For instance, protrusions 230 and fins 232 of nose cone 220 are conveniently
formed
using a molding process whereas such features may be relatively difficult to
form using
a machining process.
[0047] As described above, downhole plug 100 is pumped downhole though
wellbore 4
along with the other components of tool string 20. As tool string 20 is pumped
through
wellbore 4, the position of tool string 20 in wellbore 4 is monitored at the
surface via
signals generated from CCL 26 and transmitted to the surface using wireline
22. Once
tool string 20 is disposed in a desired location in wellbore 4, one or more of
perforating
guns 30 may be fired to perforate casing 12 at the desired location and
setting tool 36
may be fired or actuated to actuate downhole plug 100 from the run-in position
shown in
Figure 8 to the set position shown in Figure 13.
[0048] Particularly, setting tool 36 includes an inner member or mandrel (not
shown)

### Raw records
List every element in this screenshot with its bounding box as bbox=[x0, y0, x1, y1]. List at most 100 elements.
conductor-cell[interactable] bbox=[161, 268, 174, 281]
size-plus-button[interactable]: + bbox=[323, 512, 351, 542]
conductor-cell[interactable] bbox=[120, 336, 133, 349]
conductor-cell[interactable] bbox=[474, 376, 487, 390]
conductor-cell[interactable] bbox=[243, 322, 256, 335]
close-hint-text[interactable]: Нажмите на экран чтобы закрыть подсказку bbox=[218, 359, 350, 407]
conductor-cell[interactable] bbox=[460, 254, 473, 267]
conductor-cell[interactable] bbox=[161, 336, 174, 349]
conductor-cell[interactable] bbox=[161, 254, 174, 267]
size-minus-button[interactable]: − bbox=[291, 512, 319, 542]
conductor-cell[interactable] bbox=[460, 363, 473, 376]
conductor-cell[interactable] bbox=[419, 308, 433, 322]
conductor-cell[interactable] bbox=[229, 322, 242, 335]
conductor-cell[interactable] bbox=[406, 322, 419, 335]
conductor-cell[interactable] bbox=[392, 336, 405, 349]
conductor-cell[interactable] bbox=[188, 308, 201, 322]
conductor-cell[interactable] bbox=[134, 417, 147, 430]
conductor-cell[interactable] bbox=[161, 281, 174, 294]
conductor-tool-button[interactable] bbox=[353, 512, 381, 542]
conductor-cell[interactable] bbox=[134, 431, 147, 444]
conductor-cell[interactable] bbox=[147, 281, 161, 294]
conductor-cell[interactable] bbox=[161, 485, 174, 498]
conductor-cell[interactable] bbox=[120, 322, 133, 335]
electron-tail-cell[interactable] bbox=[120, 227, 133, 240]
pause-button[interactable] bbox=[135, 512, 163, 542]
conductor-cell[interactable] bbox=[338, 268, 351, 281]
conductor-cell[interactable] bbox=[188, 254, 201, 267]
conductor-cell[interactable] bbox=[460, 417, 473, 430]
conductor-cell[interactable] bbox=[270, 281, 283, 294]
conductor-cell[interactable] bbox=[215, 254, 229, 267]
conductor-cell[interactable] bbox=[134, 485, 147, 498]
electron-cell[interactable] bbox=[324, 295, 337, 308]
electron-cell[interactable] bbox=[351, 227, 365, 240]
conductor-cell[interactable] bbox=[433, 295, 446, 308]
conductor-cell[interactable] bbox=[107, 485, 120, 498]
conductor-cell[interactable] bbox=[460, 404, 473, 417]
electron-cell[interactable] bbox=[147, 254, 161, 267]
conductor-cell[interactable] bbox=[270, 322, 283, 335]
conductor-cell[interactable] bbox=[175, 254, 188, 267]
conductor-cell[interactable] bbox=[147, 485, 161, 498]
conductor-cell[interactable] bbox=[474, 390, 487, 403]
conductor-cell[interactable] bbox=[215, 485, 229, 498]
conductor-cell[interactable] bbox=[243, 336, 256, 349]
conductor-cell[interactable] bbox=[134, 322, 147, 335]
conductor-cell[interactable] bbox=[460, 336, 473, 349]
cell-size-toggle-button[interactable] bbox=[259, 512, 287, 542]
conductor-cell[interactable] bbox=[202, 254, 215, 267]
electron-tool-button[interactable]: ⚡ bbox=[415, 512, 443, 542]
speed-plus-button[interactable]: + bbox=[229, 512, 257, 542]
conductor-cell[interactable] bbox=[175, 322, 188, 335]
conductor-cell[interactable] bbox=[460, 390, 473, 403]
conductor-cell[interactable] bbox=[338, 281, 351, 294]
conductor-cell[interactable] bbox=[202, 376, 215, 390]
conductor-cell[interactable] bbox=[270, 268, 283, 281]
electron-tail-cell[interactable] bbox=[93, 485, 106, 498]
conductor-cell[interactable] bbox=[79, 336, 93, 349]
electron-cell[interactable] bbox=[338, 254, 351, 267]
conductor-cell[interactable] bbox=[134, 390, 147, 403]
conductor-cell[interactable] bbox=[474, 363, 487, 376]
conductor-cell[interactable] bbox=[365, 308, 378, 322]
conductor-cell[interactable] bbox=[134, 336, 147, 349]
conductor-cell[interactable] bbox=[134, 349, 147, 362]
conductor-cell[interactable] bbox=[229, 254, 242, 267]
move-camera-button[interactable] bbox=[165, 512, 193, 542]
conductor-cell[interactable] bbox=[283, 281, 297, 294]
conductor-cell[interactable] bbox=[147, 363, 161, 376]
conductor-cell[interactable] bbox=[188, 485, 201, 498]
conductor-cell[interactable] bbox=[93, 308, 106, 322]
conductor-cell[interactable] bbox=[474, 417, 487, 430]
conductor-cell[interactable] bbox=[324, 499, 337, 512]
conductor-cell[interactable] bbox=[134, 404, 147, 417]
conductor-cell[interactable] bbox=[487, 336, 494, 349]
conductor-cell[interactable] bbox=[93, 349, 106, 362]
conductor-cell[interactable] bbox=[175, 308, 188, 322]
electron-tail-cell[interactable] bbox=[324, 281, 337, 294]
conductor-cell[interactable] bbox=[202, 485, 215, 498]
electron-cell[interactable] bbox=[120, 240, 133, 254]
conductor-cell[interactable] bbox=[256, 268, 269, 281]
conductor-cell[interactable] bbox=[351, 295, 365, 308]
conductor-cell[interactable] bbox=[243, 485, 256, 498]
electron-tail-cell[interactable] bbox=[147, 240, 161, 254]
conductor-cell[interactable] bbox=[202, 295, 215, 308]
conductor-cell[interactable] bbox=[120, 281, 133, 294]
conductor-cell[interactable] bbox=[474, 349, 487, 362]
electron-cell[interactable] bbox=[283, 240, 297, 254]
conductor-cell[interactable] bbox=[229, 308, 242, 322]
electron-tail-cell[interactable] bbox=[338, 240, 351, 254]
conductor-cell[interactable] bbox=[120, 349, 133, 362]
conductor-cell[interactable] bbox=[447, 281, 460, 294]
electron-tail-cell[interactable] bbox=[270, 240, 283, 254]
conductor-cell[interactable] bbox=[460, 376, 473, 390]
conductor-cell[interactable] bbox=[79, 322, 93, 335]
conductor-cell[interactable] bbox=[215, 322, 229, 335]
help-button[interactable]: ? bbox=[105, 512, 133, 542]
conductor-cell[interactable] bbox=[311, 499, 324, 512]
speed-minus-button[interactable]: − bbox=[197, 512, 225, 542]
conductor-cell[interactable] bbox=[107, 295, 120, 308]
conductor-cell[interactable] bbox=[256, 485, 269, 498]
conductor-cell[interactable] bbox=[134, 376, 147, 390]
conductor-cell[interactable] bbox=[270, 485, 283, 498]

### Problems to solve
1) In the downhole plug passage, how is the position of tool string 20 in wellbore 4 monitored?
2) Carry on the downhole plug passage from the point where it stops.
These items are separate material and are not part of the downhole plug passage.

### Task-by-task results
1) It is monitored at the surface through signals generated from CCL 26 and transmitted to the surface using wireline 22.

2)
that moves axially relative to an outer member or housing of setting tool 36
upon the
actuation of tool 36. The mandrel of setting tool 36 is coupled to mandrel 102
of
downhole plug 100 such that the movement of the mandrel of setting tool 36
pulls
mandrel 102 uphole (e.g., towards setting tool 36). Additionally, the outer
member of
setting tool 36 contacts engagement surface 130A of engagement disk 130 to
prevent
disk 130, clamping members 160, 180, packer 170, and slip assembly 200 from
travelling in concert with mandrel 102, thereby providing relative axial
movement
between mandrel 102 and disk 130, clamping members 160, 180, packer 170, and
slip
assembly 200.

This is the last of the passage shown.